TASK GOAL →
Make a tally of the lines in the records that include the string "nhiễm", and give only that number.

[Saved entries]

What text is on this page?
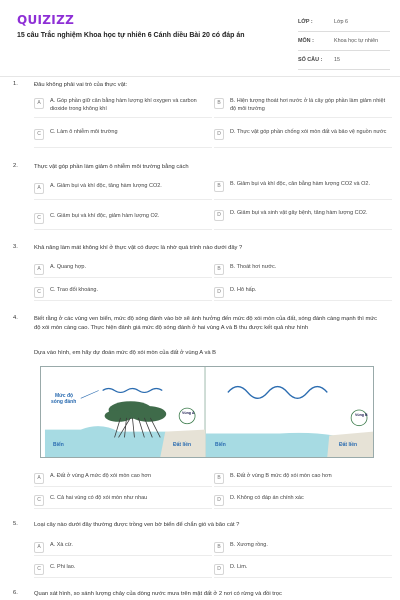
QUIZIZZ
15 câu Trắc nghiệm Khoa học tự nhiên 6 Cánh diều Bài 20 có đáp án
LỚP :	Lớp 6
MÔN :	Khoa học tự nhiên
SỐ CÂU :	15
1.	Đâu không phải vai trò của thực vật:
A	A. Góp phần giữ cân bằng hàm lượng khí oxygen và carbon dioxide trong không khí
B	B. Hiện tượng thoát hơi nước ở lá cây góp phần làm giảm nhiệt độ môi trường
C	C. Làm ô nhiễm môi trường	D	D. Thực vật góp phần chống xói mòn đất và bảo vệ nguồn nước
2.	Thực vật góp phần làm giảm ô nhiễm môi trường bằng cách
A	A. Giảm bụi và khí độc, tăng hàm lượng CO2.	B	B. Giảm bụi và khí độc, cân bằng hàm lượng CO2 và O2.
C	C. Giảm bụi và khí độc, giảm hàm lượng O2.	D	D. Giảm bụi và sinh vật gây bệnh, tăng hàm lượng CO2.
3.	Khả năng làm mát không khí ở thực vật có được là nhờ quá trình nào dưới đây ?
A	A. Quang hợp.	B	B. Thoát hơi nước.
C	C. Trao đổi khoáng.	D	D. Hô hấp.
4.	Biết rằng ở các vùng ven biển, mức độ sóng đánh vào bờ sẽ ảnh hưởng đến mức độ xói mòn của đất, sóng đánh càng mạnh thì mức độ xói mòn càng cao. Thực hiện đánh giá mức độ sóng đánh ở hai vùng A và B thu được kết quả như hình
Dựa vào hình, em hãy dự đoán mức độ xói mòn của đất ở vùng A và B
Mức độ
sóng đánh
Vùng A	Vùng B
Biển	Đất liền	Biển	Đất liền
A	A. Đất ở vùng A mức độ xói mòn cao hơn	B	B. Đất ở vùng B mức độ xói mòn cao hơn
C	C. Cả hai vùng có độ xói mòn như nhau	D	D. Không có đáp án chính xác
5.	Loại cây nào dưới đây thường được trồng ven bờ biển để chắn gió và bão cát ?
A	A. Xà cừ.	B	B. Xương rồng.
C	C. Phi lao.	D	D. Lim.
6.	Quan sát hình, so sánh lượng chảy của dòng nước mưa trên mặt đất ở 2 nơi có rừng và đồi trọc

---

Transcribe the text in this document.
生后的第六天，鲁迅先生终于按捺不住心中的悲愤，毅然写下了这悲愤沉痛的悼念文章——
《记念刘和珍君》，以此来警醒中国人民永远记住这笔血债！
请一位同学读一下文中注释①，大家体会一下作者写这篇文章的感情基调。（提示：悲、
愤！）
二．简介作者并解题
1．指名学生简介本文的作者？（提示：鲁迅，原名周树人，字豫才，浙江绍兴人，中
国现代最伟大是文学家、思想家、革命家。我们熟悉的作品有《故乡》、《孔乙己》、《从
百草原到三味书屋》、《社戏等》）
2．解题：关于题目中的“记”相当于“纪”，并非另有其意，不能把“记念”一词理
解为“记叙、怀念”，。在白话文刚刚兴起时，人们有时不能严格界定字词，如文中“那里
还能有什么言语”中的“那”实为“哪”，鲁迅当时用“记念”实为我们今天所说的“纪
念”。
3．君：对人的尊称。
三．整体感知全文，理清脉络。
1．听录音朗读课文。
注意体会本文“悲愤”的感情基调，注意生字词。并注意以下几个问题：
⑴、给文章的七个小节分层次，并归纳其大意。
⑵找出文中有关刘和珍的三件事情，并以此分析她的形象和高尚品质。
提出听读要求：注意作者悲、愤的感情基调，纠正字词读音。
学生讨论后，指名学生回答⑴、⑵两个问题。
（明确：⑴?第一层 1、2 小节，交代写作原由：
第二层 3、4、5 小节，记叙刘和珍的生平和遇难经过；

--

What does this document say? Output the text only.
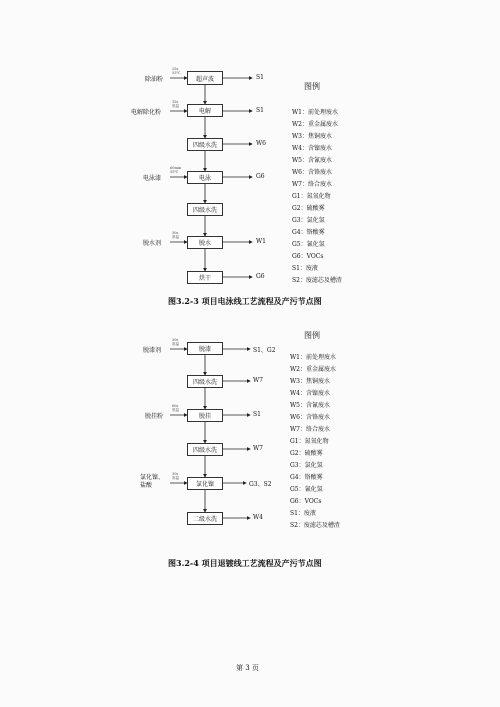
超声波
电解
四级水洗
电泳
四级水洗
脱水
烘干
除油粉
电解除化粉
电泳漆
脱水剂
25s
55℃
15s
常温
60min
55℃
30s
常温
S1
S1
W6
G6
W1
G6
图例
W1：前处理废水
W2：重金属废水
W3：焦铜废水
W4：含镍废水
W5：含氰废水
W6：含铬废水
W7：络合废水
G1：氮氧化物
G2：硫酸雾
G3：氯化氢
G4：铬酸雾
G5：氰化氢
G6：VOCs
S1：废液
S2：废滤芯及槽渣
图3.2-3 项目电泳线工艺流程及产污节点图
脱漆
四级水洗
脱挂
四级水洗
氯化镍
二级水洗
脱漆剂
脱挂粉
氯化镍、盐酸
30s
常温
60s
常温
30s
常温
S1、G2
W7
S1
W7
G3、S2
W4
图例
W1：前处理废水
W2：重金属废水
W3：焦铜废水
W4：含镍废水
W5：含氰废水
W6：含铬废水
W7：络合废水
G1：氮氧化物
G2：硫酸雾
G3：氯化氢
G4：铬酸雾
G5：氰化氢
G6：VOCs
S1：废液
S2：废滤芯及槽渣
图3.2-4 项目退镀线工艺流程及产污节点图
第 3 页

WRITTEN SOLUTION →
2